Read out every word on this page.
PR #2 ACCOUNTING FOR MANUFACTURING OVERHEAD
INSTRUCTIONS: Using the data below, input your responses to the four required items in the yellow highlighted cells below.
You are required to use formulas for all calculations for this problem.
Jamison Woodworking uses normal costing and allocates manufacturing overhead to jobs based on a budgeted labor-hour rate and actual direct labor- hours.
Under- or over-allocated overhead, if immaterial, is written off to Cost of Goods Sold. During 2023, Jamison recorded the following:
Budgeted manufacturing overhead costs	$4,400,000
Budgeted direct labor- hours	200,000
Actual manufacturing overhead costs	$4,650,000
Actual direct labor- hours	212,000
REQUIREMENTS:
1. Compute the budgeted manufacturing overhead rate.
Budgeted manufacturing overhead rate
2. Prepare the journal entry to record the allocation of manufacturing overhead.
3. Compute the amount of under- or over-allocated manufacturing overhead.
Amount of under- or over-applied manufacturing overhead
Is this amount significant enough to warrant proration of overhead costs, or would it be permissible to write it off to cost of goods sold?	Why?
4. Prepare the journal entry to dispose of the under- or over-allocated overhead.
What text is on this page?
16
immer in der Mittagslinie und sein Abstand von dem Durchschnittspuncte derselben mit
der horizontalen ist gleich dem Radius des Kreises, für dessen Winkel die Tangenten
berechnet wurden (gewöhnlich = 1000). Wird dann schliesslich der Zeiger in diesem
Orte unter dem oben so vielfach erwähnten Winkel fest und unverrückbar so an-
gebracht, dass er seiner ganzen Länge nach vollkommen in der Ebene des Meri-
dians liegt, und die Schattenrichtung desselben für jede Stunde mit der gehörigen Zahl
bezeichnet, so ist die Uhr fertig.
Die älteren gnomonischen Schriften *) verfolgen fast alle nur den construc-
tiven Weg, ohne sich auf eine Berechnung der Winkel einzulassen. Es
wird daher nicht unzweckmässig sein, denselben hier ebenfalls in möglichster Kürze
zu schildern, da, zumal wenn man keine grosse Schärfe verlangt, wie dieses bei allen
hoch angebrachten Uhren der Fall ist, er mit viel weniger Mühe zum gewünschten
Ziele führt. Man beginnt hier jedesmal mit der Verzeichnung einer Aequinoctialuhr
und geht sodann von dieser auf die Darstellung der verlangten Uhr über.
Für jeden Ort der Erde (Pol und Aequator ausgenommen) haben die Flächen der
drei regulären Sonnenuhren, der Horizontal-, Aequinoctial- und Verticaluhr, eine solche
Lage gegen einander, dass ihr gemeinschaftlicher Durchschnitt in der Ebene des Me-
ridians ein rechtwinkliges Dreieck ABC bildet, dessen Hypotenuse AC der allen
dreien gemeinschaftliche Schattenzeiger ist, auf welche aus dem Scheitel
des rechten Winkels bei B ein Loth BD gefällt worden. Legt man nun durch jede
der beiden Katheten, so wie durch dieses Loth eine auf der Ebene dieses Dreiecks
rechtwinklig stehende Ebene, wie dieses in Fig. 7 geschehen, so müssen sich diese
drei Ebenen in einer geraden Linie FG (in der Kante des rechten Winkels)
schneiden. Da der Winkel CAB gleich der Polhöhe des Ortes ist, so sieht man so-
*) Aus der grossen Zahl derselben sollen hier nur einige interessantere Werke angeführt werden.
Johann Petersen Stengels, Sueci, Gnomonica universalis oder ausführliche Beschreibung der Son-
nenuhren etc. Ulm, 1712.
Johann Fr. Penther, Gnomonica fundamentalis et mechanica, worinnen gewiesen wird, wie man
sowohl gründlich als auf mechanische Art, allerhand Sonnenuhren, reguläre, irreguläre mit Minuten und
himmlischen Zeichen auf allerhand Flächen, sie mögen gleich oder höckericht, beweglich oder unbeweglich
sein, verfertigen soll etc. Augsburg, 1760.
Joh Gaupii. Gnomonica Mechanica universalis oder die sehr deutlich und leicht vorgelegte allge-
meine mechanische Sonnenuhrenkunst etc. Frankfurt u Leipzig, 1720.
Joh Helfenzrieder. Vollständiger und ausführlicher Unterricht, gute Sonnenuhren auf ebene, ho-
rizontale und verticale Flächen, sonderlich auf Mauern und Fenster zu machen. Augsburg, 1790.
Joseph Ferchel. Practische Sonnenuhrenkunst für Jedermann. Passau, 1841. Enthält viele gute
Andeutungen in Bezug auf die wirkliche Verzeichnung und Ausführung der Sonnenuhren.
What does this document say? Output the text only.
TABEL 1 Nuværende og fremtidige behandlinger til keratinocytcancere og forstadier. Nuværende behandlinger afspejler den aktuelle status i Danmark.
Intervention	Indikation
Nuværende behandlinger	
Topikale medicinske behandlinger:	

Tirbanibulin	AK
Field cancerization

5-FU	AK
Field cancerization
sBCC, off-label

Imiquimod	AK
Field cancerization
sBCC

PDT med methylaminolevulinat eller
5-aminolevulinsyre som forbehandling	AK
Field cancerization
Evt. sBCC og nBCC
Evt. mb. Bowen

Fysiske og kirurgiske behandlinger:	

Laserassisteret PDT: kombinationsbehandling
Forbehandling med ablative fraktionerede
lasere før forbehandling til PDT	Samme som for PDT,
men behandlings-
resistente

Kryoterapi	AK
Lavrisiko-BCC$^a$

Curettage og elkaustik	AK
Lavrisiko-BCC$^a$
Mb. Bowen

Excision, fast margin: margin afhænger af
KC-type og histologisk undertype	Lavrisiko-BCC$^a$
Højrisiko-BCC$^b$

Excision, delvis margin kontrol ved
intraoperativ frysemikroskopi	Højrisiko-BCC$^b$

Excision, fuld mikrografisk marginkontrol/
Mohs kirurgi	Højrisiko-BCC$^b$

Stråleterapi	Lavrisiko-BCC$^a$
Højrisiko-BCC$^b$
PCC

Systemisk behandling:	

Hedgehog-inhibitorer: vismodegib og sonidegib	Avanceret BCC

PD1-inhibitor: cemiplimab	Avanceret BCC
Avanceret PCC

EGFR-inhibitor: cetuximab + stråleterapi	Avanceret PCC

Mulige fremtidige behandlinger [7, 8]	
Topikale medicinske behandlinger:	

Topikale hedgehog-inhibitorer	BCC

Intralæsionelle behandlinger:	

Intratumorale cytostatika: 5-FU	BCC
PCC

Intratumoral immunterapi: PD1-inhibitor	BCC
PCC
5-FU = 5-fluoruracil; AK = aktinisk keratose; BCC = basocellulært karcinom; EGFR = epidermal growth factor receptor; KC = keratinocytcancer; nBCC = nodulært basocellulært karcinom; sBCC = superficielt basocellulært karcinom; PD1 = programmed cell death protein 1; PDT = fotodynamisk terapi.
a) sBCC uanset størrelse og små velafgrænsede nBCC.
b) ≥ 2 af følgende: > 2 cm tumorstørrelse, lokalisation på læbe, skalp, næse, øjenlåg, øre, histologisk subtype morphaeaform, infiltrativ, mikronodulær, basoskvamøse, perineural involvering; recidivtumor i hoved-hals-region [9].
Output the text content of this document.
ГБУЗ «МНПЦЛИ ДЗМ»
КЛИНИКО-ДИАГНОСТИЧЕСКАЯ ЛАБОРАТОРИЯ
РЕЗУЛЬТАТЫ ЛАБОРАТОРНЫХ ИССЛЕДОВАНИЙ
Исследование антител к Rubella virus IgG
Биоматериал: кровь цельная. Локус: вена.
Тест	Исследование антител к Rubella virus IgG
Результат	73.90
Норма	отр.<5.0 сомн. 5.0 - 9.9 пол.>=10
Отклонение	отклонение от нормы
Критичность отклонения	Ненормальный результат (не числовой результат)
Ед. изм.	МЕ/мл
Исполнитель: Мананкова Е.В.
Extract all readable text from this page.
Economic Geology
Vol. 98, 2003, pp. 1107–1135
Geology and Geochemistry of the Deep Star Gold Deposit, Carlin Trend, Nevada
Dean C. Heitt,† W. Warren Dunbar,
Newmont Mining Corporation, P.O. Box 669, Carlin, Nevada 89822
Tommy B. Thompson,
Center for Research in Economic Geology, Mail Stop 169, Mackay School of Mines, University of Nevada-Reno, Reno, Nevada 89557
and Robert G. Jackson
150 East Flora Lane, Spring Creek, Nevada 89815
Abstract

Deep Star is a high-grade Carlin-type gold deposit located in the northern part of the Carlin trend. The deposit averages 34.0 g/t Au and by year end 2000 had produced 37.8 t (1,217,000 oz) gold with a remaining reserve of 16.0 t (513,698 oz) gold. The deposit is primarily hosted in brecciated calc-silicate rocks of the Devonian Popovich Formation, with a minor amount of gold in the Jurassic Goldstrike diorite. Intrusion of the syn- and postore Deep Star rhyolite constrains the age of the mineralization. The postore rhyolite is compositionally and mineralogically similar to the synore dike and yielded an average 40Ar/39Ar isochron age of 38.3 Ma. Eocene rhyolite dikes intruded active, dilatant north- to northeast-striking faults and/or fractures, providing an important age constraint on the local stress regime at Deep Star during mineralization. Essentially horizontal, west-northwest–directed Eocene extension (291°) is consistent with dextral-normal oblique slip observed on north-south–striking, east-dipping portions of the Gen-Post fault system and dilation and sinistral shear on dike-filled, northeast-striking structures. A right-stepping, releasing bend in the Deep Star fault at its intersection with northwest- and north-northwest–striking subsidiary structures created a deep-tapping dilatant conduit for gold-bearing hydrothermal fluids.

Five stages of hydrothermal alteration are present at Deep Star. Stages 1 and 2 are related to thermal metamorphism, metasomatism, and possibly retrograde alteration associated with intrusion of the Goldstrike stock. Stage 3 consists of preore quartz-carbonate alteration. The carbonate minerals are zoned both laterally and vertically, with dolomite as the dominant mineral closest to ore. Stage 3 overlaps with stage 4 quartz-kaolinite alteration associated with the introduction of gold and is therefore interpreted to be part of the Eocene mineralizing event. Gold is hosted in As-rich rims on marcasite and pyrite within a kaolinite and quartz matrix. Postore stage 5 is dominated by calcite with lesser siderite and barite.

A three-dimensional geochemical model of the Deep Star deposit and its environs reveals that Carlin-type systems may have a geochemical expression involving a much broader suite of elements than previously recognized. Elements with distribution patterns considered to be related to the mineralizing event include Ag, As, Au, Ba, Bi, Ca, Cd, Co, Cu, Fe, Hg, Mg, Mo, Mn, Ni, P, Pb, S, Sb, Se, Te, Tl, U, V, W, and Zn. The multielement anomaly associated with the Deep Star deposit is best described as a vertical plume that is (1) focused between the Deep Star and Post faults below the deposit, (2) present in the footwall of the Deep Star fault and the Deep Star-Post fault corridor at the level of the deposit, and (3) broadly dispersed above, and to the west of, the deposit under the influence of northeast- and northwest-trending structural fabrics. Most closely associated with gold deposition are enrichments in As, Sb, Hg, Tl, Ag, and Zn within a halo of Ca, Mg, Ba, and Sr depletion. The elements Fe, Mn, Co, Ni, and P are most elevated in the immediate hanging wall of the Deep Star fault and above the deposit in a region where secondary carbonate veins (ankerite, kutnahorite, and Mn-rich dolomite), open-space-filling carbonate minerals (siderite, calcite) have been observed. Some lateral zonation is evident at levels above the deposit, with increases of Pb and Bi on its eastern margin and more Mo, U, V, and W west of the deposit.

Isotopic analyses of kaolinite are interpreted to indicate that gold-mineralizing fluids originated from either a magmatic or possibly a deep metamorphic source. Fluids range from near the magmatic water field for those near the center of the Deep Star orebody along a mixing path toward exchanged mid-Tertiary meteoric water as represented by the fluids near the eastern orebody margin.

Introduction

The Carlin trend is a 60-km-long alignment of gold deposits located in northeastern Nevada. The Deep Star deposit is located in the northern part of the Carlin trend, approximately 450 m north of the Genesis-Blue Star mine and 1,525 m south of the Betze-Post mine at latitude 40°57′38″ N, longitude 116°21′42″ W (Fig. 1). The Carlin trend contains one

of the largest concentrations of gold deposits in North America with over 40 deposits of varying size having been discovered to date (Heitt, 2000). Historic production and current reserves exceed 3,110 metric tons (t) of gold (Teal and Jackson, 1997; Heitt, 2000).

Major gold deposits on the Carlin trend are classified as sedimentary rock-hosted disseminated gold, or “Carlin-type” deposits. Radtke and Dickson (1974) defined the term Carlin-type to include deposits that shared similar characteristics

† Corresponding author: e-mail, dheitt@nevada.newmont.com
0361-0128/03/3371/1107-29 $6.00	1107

-- What is expected --
Across the entries, work out how many lines hold the word "required". Reply with that number only.

-- Written solution --
2